**Directions**
The records below are made of lines; count those holding the word "primary" and give the number only.

===== Supplied material =====

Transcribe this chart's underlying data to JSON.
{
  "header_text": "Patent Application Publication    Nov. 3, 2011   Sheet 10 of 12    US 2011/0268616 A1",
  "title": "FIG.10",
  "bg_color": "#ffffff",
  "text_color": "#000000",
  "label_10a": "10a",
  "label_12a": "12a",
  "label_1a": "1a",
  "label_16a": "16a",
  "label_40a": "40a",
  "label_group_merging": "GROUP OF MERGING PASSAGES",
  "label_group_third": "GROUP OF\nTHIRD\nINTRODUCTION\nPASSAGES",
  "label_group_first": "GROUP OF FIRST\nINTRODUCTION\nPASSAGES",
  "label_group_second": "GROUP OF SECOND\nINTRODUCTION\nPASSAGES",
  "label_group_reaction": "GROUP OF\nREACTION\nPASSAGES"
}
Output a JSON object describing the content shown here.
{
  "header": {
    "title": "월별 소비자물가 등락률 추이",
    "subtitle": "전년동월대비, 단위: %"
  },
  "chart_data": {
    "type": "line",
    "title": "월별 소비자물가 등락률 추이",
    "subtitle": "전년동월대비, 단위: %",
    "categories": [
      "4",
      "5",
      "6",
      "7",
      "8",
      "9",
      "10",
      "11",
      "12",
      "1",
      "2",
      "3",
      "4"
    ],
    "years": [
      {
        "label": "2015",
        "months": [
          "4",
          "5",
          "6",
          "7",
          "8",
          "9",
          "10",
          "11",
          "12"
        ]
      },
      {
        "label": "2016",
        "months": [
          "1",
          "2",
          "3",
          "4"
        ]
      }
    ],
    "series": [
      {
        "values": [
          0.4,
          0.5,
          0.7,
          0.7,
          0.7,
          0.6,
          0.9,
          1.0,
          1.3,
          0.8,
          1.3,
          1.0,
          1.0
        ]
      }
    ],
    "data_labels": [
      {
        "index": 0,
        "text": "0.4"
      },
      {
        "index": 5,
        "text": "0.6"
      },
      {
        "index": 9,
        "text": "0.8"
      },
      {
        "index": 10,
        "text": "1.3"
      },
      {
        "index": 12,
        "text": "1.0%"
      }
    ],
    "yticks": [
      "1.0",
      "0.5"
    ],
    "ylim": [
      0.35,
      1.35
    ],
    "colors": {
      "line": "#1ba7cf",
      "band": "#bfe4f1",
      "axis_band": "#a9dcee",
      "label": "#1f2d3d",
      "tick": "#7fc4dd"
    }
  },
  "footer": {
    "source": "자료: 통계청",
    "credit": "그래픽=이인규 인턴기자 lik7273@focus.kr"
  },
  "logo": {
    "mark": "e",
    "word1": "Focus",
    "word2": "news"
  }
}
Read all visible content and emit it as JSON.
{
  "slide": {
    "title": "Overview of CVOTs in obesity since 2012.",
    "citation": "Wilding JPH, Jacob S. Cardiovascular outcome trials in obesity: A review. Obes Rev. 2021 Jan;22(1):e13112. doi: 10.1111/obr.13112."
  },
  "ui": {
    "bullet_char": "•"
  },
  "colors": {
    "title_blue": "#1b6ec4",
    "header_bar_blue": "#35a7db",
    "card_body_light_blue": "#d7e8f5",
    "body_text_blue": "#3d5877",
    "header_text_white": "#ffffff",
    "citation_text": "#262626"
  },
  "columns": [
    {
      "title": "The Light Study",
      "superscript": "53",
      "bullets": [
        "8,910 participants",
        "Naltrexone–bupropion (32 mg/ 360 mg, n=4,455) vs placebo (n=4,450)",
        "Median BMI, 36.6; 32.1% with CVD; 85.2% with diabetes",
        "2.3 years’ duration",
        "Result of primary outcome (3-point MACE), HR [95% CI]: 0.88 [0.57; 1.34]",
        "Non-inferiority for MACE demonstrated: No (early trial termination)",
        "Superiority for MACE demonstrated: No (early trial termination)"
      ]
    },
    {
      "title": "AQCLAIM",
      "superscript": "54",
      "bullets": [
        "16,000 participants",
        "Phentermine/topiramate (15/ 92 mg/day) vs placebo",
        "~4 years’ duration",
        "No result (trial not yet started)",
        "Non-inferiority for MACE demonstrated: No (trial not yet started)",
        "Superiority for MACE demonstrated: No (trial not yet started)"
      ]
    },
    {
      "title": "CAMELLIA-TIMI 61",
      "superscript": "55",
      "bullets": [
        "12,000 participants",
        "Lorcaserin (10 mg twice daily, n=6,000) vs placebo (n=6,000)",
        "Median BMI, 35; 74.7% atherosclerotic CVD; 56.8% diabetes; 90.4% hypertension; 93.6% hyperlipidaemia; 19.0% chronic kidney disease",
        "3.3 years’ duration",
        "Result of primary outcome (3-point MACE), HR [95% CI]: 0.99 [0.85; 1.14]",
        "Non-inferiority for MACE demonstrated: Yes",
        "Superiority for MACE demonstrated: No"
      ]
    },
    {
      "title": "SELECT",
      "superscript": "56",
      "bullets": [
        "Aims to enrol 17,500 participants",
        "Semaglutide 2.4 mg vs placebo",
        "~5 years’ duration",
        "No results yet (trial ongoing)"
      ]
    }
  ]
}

=====

**Response**
2